[Given problem] Reproduce, unchanged, the part of the entries that opens with the line containing "Text: CONSOLE IS" and closes with the line containing "Bar <box>312 163 418 175</box>", including both of those lines.

··· Entries supplied

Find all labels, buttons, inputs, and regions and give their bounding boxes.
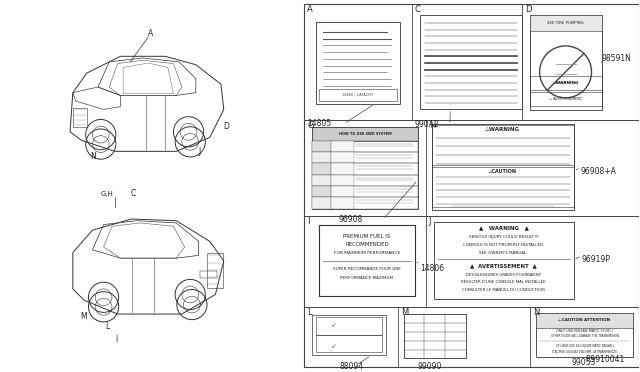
Text: CONSOLE IS NOT PROPERLY INSTALLED.: CONSOLE IS NOT PROPERLY INSTALLED. <box>463 243 545 247</box>
Text: I: I <box>115 335 118 344</box>
Bar <box>530 76 602 90</box>
Bar <box>536 314 634 327</box>
Text: R9910041: R9910041 <box>585 355 625 364</box>
Text: HOW TO USE 4WD SYSTEM: HOW TO USE 4WD SYSTEM <box>339 132 391 136</box>
Bar <box>432 125 573 167</box>
Bar <box>420 15 522 109</box>
Text: 14800 | CATALYST: 14800 | CATALYST <box>342 93 374 97</box>
Text: C: C <box>415 6 420 15</box>
Bar <box>316 22 400 104</box>
Bar <box>312 141 331 152</box>
Text: N: N <box>532 308 539 317</box>
Bar <box>73 108 87 127</box>
Text: CONSULTER LE MANUEL DU CONDUCTEUR.: CONSULTER LE MANUEL DU CONDUCTEUR. <box>461 288 546 292</box>
Text: PREMIUM FUEL IS: PREMIUM FUEL IS <box>343 234 390 238</box>
Bar <box>312 152 418 163</box>
Bar <box>432 124 573 210</box>
Text: SEE TIRE PUMPING: SEE TIRE PUMPING <box>547 21 584 25</box>
Text: D: D <box>525 6 531 15</box>
Bar <box>536 314 634 357</box>
Text: ⚠CAUTION: ⚠CAUTION <box>488 169 517 174</box>
Text: G,H: G,H <box>100 191 113 197</box>
Text: J: J <box>429 217 431 226</box>
Text: ✓: ✓ <box>332 344 337 350</box>
Bar <box>312 197 418 209</box>
Text: SEE OWNER'S MANUAL.: SEE OWNER'S MANUAL. <box>479 251 528 255</box>
Text: J: J <box>198 147 200 156</box>
Text: UTILISER QUE DU LIQUIDE MATIC NISSAN J: UTILISER QUE DU LIQUIDE MATIC NISSAN J <box>556 343 613 347</box>
Bar <box>207 253 223 288</box>
Text: SUPER RECOMMANDÉ POUR UNE: SUPER RECOMMANDÉ POUR UNE <box>333 267 401 271</box>
Text: ONLY USE NISSAN MATIC FLUID J: ONLY USE NISSAN MATIC FLUID J <box>556 329 613 333</box>
Bar <box>312 197 331 209</box>
Bar <box>434 222 573 299</box>
Text: 990A2: 990A2 <box>415 120 440 129</box>
Bar <box>331 141 355 152</box>
Text: N: N <box>90 152 96 161</box>
Text: A: A <box>307 6 313 15</box>
Text: D'AUTRES LIQUIDES ENDOMM. LA TRANSMISSION: D'AUTRES LIQUIDES ENDOMM. LA TRANSMISSIO… <box>552 350 617 354</box>
Bar <box>331 186 355 197</box>
Bar <box>331 197 355 209</box>
Text: SERIOUS INJURY COULD RESULT IF: SERIOUS INJURY COULD RESULT IF <box>469 235 538 239</box>
Bar <box>312 163 418 175</box>
Bar <box>331 152 355 163</box>
Text: 96908+A: 96908+A <box>580 167 616 176</box>
Text: ⚠CAUTION ATTENTION: ⚠CAUTION ATTENTION <box>559 318 611 323</box>
Bar <box>312 127 418 209</box>
Text: ⚠WARNING: ⚠WARNING <box>552 81 579 85</box>
Text: C: C <box>131 189 136 198</box>
Text: L: L <box>307 308 312 317</box>
Bar <box>530 92 602 106</box>
Bar <box>530 15 602 31</box>
Text: I: I <box>307 217 310 226</box>
Text: 14806: 14806 <box>420 264 444 273</box>
Text: 99090: 99090 <box>418 362 442 371</box>
Text: H: H <box>429 121 435 130</box>
Text: ⚠ AVERTISSEMENT: ⚠ AVERTISSEMENT <box>549 97 582 101</box>
Text: ✓: ✓ <box>332 323 337 329</box>
Text: G: G <box>307 121 314 130</box>
Bar <box>404 314 466 358</box>
Text: M: M <box>401 308 408 317</box>
Bar <box>312 315 386 355</box>
Text: ▲  AVERTISSEMENT  ▲: ▲ AVERTISSEMENT ▲ <box>470 263 537 269</box>
Bar <box>312 175 331 186</box>
Text: 98591N: 98591N <box>602 54 632 63</box>
Text: 96908: 96908 <box>339 215 364 224</box>
Bar <box>312 186 331 197</box>
Bar <box>331 163 355 175</box>
Bar <box>316 335 382 352</box>
Bar <box>312 141 418 152</box>
Text: ▲   WARNING   ▲: ▲ WARNING ▲ <box>479 225 529 230</box>
Text: 99053: 99053 <box>572 358 596 367</box>
Bar <box>312 175 418 186</box>
Text: M: M <box>81 312 87 321</box>
Text: RECOMMENDED: RECOMMENDED <box>345 242 388 247</box>
Bar <box>319 225 415 296</box>
Text: RÉSULTER D'UNE CONSOLE MAL INSTALLÉE.: RÉSULTER D'UNE CONSOLE MAL INSTALLÉE. <box>461 280 547 284</box>
Text: 96919P: 96919P <box>582 255 611 264</box>
Text: 88094: 88094 <box>340 362 364 371</box>
Bar <box>312 163 331 175</box>
Text: DES BLESSURES GRAVES POURRAIENT: DES BLESSURES GRAVES POURRAIENT <box>466 273 541 276</box>
Text: A: A <box>148 29 154 38</box>
Text: 14805: 14805 <box>307 119 331 128</box>
Bar <box>200 271 216 278</box>
Text: L: L <box>106 322 109 331</box>
Bar <box>432 166 573 206</box>
Bar <box>530 15 602 110</box>
Text: D: D <box>223 122 229 131</box>
Bar <box>331 175 355 186</box>
Text: OTHER FLUIDS WILL DAMAGE THE TRANSMISSION: OTHER FLUIDS WILL DAMAGE THE TRANSMISSIO… <box>550 334 618 338</box>
Text: FOR MAXIMUM PERFORMANCE: FOR MAXIMUM PERFORMANCE <box>334 251 400 255</box>
Bar <box>312 186 418 197</box>
Bar <box>319 89 397 101</box>
Bar <box>304 4 639 368</box>
Bar <box>316 317 382 335</box>
Bar <box>312 152 331 163</box>
Text: ⚠WARNING: ⚠WARNING <box>485 127 520 132</box>
Text: PERFORMANCE MAXIMUM: PERFORMANCE MAXIMUM <box>340 276 394 280</box>
Bar <box>312 127 418 141</box>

······

[Response to the exercise]
Text: CONSOLE IS NOT PROPERLY INSTALLED.: CONSOLE IS NOT PROPERLY INSTALLED. <box>463 243 545 247</box>
Text: I: I <box>115 335 118 344</box>
Bar <box>530 76 602 90</box>
Bar <box>536 314 634 327</box>
Text: R9910041: R9910041 <box>585 355 625 364</box>
Text: HOW TO USE 4WD SYSTEM: HOW TO USE 4WD SYSTEM <box>339 132 391 136</box>
Bar <box>432 125 573 167</box>
Bar <box>420 15 522 109</box>
Text: 14800 | CATALYST: 14800 | CATALYST <box>342 93 374 97</box>
Text: C: C <box>415 6 420 15</box>
Bar <box>316 22 400 104</box>
Bar <box>312 141 331 152</box>
Text: N: N <box>532 308 539 317</box>
Bar <box>73 108 87 127</box>
Text: CONSULTER LE MANUEL DU CONDUCTEUR.: CONSULTER LE MANUEL DU CONDUCTEUR. <box>461 288 546 292</box>
Text: PREMIUM FUEL IS: PREMIUM FUEL IS <box>343 234 390 238</box>
Bar <box>312 152 418 163</box>
Bar <box>432 124 573 210</box>
Text: SEE TIRE PUMPING: SEE TIRE PUMPING <box>547 21 584 25</box>
Text: D: D <box>525 6 531 15</box>
Bar <box>536 314 634 357</box>
Text: ⚠CAUTION: ⚠CAUTION <box>488 169 517 174</box>
Text: G,H: G,H <box>100 191 113 197</box>
Text: J: J <box>429 217 431 226</box>
Text: ✓: ✓ <box>332 344 337 350</box>
Bar <box>312 197 418 209</box>
Text: SEE OWNER'S MANUAL.: SEE OWNER'S MANUAL. <box>479 251 528 255</box>
Text: J: J <box>198 147 200 156</box>
Text: UTILISER QUE DU LIQUIDE MATIC NISSAN J: UTILISER QUE DU LIQUIDE MATIC NISSAN J <box>556 343 613 347</box>
Bar <box>207 253 223 288</box>
Text: SUPER RECOMMANDÉ POUR UNE: SUPER RECOMMANDÉ POUR UNE <box>333 267 401 271</box>
Text: ONLY USE NISSAN MATIC FLUID J: ONLY USE NISSAN MATIC FLUID J <box>556 329 613 333</box>
Bar <box>312 197 331 209</box>
Bar <box>434 222 573 299</box>
Text: 990A2: 990A2 <box>415 120 440 129</box>
Bar <box>331 141 355 152</box>
Text: N: N <box>90 152 96 161</box>
Text: A: A <box>307 6 313 15</box>
Text: D'AUTRES LIQUIDES ENDOMM. LA TRANSMISSION: D'AUTRES LIQUIDES ENDOMM. LA TRANSMISSIO… <box>552 350 617 354</box>
Bar <box>331 186 355 197</box>
Bar <box>331 197 355 209</box>
Text: SERIOUS INJURY COULD RESULT IF: SERIOUS INJURY COULD RESULT IF <box>469 235 538 239</box>
Bar <box>312 163 418 175</box>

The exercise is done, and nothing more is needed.